• _Direction_
Copy the listing word for word, from its first line down to the line that contains "section-3-16 [70, 272, 870, 309]", including both of those lines.

:::

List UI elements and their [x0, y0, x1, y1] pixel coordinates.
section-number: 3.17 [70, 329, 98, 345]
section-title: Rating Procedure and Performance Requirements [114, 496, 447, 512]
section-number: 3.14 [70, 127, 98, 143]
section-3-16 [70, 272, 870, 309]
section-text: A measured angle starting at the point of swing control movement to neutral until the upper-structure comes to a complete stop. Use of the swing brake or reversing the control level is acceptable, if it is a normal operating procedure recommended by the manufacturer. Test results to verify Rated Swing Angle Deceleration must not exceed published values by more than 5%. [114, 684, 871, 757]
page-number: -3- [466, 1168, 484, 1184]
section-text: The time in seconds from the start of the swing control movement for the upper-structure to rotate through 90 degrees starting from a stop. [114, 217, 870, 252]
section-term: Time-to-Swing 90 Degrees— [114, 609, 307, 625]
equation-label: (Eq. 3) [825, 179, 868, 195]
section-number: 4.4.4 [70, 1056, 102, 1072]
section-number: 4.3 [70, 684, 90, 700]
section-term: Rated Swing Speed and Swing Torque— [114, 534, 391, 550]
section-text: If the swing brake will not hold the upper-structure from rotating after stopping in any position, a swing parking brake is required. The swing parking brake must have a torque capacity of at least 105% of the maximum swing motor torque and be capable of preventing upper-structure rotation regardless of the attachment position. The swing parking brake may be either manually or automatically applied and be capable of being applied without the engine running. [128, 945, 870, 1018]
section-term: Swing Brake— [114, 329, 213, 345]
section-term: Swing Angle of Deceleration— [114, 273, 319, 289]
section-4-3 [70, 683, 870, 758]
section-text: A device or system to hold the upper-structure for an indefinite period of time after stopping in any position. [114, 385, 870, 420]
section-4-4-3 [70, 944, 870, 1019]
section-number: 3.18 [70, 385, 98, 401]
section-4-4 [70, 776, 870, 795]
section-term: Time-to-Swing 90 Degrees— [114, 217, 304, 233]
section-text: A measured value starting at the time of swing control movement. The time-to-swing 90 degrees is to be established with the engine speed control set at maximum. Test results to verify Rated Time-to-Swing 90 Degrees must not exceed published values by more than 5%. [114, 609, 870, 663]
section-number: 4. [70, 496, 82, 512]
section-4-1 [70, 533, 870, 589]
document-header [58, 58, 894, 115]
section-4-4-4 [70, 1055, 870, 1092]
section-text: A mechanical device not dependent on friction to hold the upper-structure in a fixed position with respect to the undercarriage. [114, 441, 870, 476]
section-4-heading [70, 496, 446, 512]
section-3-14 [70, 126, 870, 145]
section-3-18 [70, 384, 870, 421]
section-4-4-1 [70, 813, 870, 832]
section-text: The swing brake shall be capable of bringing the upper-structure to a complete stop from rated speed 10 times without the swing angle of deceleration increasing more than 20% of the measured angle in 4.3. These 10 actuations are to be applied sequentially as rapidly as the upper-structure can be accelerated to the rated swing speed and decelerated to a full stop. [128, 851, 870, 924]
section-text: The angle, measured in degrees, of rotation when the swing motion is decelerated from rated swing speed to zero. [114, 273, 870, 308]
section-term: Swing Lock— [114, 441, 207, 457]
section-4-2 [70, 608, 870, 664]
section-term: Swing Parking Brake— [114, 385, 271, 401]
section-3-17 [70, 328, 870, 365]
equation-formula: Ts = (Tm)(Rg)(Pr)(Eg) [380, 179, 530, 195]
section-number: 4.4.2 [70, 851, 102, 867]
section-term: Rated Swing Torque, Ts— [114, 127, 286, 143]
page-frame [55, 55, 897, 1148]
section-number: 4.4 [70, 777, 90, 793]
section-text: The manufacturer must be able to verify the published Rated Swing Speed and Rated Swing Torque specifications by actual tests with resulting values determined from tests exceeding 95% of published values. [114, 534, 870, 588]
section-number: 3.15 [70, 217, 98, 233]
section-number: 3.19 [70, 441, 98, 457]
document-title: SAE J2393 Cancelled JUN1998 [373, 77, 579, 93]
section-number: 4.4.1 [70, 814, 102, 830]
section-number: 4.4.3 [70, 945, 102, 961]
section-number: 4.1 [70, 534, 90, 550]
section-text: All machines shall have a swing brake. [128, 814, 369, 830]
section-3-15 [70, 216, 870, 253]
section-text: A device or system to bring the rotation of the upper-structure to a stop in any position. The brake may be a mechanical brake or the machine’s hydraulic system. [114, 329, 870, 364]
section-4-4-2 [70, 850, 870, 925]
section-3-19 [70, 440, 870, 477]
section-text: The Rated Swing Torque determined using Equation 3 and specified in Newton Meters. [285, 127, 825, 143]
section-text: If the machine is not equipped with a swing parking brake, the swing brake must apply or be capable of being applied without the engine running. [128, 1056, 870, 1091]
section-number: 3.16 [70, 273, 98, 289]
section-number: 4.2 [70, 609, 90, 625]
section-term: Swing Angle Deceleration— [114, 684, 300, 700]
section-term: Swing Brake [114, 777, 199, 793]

:::

• _Output for this exercise_
List UI elements and their [x0, y0, x1, y1] pixel coordinates.
section-number: 3.17 [70, 329, 98, 345]
section-title: Rating Procedure and Performance Requirements [114, 496, 447, 512]
section-number: 3.14 [70, 127, 98, 143]
section-3-16 [70, 272, 870, 309]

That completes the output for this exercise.